Task description: Present all of the data below as a Markdown table with the columns Row and Line. Number each line, and leave out any blank lines.
=== Given data ===
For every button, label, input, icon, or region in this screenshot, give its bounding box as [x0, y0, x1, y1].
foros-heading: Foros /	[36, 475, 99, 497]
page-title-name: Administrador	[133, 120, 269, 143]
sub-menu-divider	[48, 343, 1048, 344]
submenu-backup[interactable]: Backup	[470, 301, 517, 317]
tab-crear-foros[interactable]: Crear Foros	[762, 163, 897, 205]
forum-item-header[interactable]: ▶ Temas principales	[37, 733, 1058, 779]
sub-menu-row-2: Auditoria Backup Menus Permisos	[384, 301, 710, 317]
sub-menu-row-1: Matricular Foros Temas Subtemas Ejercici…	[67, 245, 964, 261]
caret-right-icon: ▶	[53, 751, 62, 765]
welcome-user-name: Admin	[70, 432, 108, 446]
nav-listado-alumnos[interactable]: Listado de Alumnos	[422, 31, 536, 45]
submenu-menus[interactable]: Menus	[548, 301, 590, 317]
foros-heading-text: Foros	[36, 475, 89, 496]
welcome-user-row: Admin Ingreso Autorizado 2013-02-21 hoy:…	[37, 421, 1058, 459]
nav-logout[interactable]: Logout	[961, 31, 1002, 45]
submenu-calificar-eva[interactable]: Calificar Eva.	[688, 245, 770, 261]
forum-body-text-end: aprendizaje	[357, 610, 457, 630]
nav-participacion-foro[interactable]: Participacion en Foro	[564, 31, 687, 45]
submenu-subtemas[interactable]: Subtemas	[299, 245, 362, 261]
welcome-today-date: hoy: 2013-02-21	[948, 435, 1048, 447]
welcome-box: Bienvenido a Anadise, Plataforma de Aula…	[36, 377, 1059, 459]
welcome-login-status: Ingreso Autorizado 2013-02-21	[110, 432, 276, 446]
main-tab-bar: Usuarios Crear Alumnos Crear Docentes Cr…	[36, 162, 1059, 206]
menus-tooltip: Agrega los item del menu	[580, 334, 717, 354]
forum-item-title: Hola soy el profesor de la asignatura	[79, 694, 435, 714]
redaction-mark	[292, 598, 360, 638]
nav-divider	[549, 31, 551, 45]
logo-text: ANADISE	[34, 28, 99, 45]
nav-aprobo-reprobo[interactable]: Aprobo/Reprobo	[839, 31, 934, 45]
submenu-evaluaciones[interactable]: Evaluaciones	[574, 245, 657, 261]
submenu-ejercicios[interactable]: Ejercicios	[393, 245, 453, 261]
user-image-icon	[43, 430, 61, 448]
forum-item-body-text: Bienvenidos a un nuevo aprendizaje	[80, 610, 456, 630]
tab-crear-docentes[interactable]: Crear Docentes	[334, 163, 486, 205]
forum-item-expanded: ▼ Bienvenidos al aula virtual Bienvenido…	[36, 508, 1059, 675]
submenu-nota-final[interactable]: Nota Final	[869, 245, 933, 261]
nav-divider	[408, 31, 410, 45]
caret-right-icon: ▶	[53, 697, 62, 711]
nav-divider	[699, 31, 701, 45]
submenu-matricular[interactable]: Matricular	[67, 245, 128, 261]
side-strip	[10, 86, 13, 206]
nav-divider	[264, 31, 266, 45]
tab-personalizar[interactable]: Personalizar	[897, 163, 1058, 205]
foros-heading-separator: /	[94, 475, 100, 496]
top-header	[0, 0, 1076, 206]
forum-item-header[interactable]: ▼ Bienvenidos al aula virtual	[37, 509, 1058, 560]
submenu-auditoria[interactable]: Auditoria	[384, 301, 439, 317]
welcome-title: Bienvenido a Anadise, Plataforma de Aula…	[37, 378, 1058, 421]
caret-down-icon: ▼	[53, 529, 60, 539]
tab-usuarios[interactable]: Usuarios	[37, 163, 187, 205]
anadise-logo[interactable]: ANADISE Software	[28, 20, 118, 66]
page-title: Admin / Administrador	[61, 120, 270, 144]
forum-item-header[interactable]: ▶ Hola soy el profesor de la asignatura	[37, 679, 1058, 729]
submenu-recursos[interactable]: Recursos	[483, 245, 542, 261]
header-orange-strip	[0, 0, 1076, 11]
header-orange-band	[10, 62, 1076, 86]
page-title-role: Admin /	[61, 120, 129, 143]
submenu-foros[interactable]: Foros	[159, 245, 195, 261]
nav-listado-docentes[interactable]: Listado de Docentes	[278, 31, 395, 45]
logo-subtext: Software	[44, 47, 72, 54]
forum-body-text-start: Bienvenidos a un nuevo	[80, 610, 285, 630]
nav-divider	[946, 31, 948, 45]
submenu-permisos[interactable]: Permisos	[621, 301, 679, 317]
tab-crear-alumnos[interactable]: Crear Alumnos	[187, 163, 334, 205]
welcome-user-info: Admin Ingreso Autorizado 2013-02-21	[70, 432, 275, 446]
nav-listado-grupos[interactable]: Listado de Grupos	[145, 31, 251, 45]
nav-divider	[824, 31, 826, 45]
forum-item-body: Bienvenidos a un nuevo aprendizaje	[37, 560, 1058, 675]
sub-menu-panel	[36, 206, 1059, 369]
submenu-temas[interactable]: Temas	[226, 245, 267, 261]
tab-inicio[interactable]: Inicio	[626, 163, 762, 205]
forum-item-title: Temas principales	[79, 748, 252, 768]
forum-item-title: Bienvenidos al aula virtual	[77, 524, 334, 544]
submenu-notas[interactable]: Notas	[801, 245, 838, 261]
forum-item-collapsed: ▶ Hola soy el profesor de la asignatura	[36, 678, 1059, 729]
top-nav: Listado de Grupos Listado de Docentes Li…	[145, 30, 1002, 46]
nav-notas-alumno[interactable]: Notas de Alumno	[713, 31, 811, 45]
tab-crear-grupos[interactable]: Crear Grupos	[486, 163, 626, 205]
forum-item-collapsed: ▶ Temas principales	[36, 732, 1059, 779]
===
Result:
| Row | Line |
|---|---|
| 1 | For every button, label, input, icon, or region in this screenshot, give its bounding box as [x0, y0, x1, y1]. |
| 2 | foros-heading: Foros /	[36, 475, 99, 497] |
| 3 | page-title-name: Administrador	[133, 120, 269, 143] |
| 4 | sub-menu-divider	[48, 343, 1048, 344] |
| 5 | submenu-backup[interactable]: Backup	[470, 301, 517, 317] |
| 6 | tab-crear-foros[interactable]: Crear Foros	[762, 163, 897, 205] |
| 7 | forum-item-header[interactable]: ▶ Temas principales	[37, 733, 1058, 779] |
| 8 | sub-menu-row-2: Auditoria Backup Menus Permisos	[384, 301, 710, 317] |
| 9 | sub-menu-row-1: Matricular Foros Temas Subtemas Ejercici…	[67, 245, 964, 261] |
| 10 | caret-right-icon: ▶	[53, 751, 62, 765] |
| 11 | welcome-user-name: Admin	[70, 432, 108, 446] |
| 12 | nav-listado-alumnos[interactable]: Listado de Alumnos	[422, 31, 536, 45] |
| 13 | submenu-menus[interactable]: Menus	[548, 301, 590, 317] |
| 14 | foros-heading-text: Foros	[36, 475, 89, 496] |
| 15 | welcome-user-row: Admin Ingreso Autorizado 2013-02-21 hoy:…	[37, 421, 1058, 459] |
| 16 | nav-logout[interactable]: Logout	[961, 31, 1002, 45] |
| 17 | submenu-calificar-eva[interactable]: Calificar Eva.	[688, 245, 770, 261] |
| 18 | forum-body-text-end: aprendizaje	[357, 610, 457, 630] |
| 19 | nav-participacion-foro[interactable]: Participacion en Foro	[564, 31, 687, 45] |
| 20 | submenu-subtemas[interactable]: Subtemas	[299, 245, 362, 261] |
| 21 | welcome-today-date: hoy: 2013-02-21	[948, 435, 1048, 447] |
| 22 | welcome-box: Bienvenido a Anadise, Plataforma de Aula…	[36, 377, 1059, 459] |
| 23 | welcome-login-status: Ingreso Autorizado 2013-02-21	[110, 432, 276, 446] |
| 24 | main-tab-bar: Usuarios Crear Alumnos Crear Docentes Cr…	[36, 162, 1059, 206] |
| 25 | menus-tooltip: Agrega los item del menu	[580, 334, 717, 354] |
| 26 | forum-item-title: Hola soy el profesor de la asignatura	[79, 694, 435, 714] |
| 27 | redaction-mark	[292, 598, 360, 638] |
| 28 | nav-divider	[549, 31, 551, 45] |
| 29 | logo-text: ANADISE	[34, 28, 99, 45] |
| 30 | nav-aprobo-reprobo[interactable]: Aprobo/Reprobo	[839, 31, 934, 45] |
| 31 | submenu-evaluaciones[interactable]: Evaluaciones	[574, 245, 657, 261] |
| 32 | submenu-ejercicios[interactable]: Ejercicios	[393, 245, 453, 261] |
| 33 | user-image-icon	[43, 430, 61, 448] |
| 34 | forum-item-body-text: Bienvenidos a un nuevo aprendizaje	[80, 610, 456, 630] |
| 35 | tab-crear-docentes[interactable]: Crear Docentes	[334, 163, 486, 205] |
| 36 | forum-item-expanded: ▼ Bienvenidos al aula virtual Bienvenido…	[36, 508, 1059, 675] |
| 37 | submenu-nota-final[interactable]: Nota Final	[869, 245, 933, 261] |
| 38 | nav-divider	[408, 31, 410, 45] |
| 39 | caret-right-icon: ▶	[53, 697, 62, 711] |
| 40 | nav-divider	[699, 31, 701, 45] |
| 41 | submenu-matricular[interactable]: Matricular	[67, 245, 128, 261] |
| 42 | side-strip	[10, 86, 13, 206] |
| 43 | nav-divider	[264, 31, 266, 45] |
| 44 | tab-personalizar[interactable]: Personalizar	[897, 163, 1058, 205] |
| 45 | foros-heading-separator: /	[94, 475, 100, 496] |
| 46 | top-header	[0, 0, 1076, 206] |
| 47 | forum-item-header[interactable]: ▼ Bienvenidos al aula virtual	[37, 509, 1058, 560] |
| 48 | submenu-auditoria[interactable]: Auditoria	[384, 301, 439, 317] |
| 49 | welcome-title: Bienvenido a Anadise, Plataforma de Aula…	[37, 378, 1058, 421] |
| 50 | caret-down-icon: ▼	[53, 529, 60, 539] |
| 51 | tab-usuarios[interactable]: Usuarios	[37, 163, 187, 205] |
| 52 | anadise-logo[interactable]: ANADISE Software	[28, 20, 118, 66] |
| 53 | page-title: Admin / Administrador	[61, 120, 270, 144] |
| 54 | forum-item-header[interactable]: ▶ Hola soy el profesor de la asignatura	[37, 679, 1058, 729] |
| 55 | submenu-recursos[interactable]: Recursos	[483, 245, 542, 261] |
| 56 | header-orange-strip	[0, 0, 1076, 11] |
| 57 | header-orange-band	[10, 62, 1076, 86] |
| 58 | page-title-role: Admin /	[61, 120, 129, 143] |
| 59 | submenu-foros[interactable]: Foros	[159, 245, 195, 261] |
| 60 | nav-listado-docentes[interactable]: Listado de Docentes	[278, 31, 395, 45] |
| 61 | logo-subtext: Software	[44, 47, 72, 54] |
| 62 | forum-body-text-start: Bienvenidos a un nuevo	[80, 610, 285, 630] |
| 63 | nav-divider	[946, 31, 948, 45] |
| 64 | submenu-permisos[interactable]: Permisos	[621, 301, 679, 317] |
| 65 | tab-crear-alumnos[interactable]: Crear Alumnos	[187, 163, 334, 205] |
| 66 | welcome-user-info: Admin Ingreso Autorizado 2013-02-21	[70, 432, 275, 446] |
| 67 | nav-listado-grupos[interactable]: Listado de Grupos	[145, 31, 251, 45] |
| 68 | nav-divider	[824, 31, 826, 45] |
| 69 | forum-item-body: Bienvenidos a un nuevo aprendizaje	[37, 560, 1058, 675] |
| 70 | sub-menu-panel	[36, 206, 1059, 369] |
| 71 | submenu-temas[interactable]: Temas	[226, 245, 267, 261] |
| 72 | tab-inicio[interactable]: Inicio	[626, 163, 762, 205] |
| 73 | forum-item-title: Temas principales	[79, 748, 252, 768] |
| 74 | forum-item-title: Bienvenidos al aula virtual	[77, 524, 334, 544] |
| 75 | submenu-notas[interactable]: Notas	[801, 245, 838, 261] |
| 76 | forum-item-collapsed: ▶ Hola soy el profesor de la asignatura	[36, 678, 1059, 729] |
| 77 | top-nav: Listado de Grupos Listado de Docentes Li…	[145, 30, 1002, 46] |
| 78 | nav-notas-alumno[interactable]: Notas de Alumno	[713, 31, 811, 45] |
| 79 | tab-crear-grupos[interactable]: Crear Grupos	[486, 163, 626, 205] |
| 80 | forum-item-collapsed: ▶ Temas principales	[36, 732, 1059, 779] |